*Challenge:* Which lines have the string "this"? Copy all of them from the entries below.

*Task material:*
########

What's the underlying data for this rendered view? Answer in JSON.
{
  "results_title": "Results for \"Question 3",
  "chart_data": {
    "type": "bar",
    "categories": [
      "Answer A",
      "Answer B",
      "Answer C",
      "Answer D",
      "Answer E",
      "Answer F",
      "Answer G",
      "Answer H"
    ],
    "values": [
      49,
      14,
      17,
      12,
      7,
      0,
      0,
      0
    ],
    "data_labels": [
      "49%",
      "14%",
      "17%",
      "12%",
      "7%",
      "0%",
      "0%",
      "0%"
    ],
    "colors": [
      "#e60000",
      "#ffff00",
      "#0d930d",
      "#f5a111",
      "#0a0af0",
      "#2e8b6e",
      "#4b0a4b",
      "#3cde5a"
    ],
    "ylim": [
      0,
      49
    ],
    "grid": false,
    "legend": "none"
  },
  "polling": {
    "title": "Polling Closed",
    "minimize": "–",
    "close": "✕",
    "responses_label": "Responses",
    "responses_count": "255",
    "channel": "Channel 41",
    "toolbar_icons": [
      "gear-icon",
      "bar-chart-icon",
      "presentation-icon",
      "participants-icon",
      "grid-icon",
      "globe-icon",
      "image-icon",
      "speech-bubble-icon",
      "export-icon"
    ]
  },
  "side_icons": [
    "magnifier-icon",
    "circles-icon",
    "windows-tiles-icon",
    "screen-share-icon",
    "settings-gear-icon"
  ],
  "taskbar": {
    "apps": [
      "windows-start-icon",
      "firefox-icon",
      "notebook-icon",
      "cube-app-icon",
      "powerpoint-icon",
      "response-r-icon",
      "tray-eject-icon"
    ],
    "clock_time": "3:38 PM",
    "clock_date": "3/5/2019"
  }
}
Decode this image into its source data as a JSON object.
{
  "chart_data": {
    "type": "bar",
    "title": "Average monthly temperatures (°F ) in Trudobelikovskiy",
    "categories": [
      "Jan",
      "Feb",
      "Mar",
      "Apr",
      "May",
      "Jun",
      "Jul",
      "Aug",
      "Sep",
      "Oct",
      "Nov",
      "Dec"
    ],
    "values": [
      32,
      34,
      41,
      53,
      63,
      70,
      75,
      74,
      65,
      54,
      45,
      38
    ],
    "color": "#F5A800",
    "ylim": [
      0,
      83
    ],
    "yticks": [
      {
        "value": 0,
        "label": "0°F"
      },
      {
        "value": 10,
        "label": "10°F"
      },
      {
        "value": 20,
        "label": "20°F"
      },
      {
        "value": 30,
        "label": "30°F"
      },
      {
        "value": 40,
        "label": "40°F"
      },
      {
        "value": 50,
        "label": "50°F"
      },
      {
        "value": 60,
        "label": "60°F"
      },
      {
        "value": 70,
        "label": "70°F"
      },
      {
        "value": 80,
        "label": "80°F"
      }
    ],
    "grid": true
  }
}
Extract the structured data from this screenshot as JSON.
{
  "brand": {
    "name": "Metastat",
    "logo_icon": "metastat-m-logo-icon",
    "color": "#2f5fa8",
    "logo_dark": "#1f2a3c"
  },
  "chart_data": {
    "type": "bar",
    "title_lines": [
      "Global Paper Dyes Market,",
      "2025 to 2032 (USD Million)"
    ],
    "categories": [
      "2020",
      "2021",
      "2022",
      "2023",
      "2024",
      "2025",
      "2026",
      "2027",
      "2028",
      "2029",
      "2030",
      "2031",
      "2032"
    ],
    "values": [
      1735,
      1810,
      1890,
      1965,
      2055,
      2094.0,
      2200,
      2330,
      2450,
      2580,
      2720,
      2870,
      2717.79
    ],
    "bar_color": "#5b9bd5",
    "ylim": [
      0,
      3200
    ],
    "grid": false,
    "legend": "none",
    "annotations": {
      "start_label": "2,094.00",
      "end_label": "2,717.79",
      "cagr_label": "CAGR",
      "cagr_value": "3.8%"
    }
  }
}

########

*Final result:*
What's the underlying data for this rendered view? Answer in JSON.
Decode this image into its source data as a JSON object.
Extract the structured data from this screenshot as JSON.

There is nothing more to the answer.